• **Collected data entries**:
----

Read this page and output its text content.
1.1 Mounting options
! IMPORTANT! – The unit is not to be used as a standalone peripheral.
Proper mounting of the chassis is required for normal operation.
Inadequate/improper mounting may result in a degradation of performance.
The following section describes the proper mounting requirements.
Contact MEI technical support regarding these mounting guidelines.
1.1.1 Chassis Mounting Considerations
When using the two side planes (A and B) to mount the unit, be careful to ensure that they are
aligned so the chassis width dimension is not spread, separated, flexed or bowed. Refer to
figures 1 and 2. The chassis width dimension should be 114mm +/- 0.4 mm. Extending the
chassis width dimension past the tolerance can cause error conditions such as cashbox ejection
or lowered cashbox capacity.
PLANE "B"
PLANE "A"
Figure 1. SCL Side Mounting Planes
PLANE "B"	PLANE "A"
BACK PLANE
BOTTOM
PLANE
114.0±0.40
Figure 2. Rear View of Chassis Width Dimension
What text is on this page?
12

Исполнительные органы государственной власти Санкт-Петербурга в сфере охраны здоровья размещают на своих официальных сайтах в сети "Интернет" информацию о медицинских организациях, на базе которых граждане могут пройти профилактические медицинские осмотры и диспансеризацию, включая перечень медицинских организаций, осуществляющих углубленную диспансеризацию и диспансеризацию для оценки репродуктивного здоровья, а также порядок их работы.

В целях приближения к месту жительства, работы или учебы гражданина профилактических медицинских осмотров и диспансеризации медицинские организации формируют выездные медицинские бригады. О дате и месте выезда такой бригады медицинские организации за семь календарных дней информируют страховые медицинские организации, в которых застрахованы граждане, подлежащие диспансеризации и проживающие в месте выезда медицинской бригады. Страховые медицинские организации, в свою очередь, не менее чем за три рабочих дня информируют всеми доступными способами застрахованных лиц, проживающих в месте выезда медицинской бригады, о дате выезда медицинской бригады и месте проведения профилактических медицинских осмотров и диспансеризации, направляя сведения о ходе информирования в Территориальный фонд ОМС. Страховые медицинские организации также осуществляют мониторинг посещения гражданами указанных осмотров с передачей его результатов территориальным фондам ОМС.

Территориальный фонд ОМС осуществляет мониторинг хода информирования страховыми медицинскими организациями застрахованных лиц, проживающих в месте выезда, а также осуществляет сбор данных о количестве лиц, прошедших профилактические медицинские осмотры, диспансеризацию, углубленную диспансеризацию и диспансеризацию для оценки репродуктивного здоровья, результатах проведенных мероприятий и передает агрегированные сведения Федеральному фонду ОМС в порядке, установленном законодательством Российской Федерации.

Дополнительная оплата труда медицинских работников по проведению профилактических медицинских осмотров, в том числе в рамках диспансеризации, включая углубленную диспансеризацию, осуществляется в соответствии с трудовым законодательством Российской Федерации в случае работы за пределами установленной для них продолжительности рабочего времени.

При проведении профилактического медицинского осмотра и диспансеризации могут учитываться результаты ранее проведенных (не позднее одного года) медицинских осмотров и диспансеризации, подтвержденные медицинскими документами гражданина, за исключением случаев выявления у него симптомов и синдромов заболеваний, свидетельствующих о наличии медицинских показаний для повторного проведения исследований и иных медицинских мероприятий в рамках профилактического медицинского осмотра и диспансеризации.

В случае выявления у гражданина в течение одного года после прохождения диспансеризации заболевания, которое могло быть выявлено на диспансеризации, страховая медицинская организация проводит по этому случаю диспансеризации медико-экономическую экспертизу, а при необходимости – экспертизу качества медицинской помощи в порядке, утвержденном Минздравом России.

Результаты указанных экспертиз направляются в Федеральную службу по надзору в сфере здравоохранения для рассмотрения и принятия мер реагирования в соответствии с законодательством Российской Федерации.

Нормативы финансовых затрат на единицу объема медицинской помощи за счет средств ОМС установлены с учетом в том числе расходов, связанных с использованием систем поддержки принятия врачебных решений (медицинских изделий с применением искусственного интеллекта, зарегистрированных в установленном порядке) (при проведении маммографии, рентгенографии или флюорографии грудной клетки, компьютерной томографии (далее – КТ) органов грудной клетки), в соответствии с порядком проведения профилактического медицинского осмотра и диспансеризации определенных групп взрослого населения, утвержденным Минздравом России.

----

• **PROBLEM TO WORK ON**:
Identify each line in the records above containing the word "осмотра"; copy those lines.

• **TASK RESULT**:
При проведении профилактического медицинского осмотра и диспансеризации могут учитываться результаты ранее проведенных (не позднее одного года) медицинских осмотров и диспансеризации, подтвержденные медицинскими документами гражданина, за исключением случаев выявления у него симптомов и синдромов заболеваний, свидетельствующих о наличии медицинских показаний для повторного проведения исследований и иных медицинских мероприятий в рамках профилактического медицинского осмотра и диспансеризации.
Нормативы финансовых затрат на единицу объема медицинской помощи за счет средств ОМС установлены с учетом в том числе расходов, связанных с использованием систем поддержки принятия врачебных решений (медицинских изделий с применением искусственного интеллекта, зарегистрированных в установленном порядке) (при проведении маммографии, рентгенографии или флюорографии грудной клетки, компьютерной томографии (далее – КТ) органов грудной клетки), в соответствии с порядком проведения профилактического медицинского осмотра и диспансеризации определенных групп взрослого населения, утвержденным Минздравом России.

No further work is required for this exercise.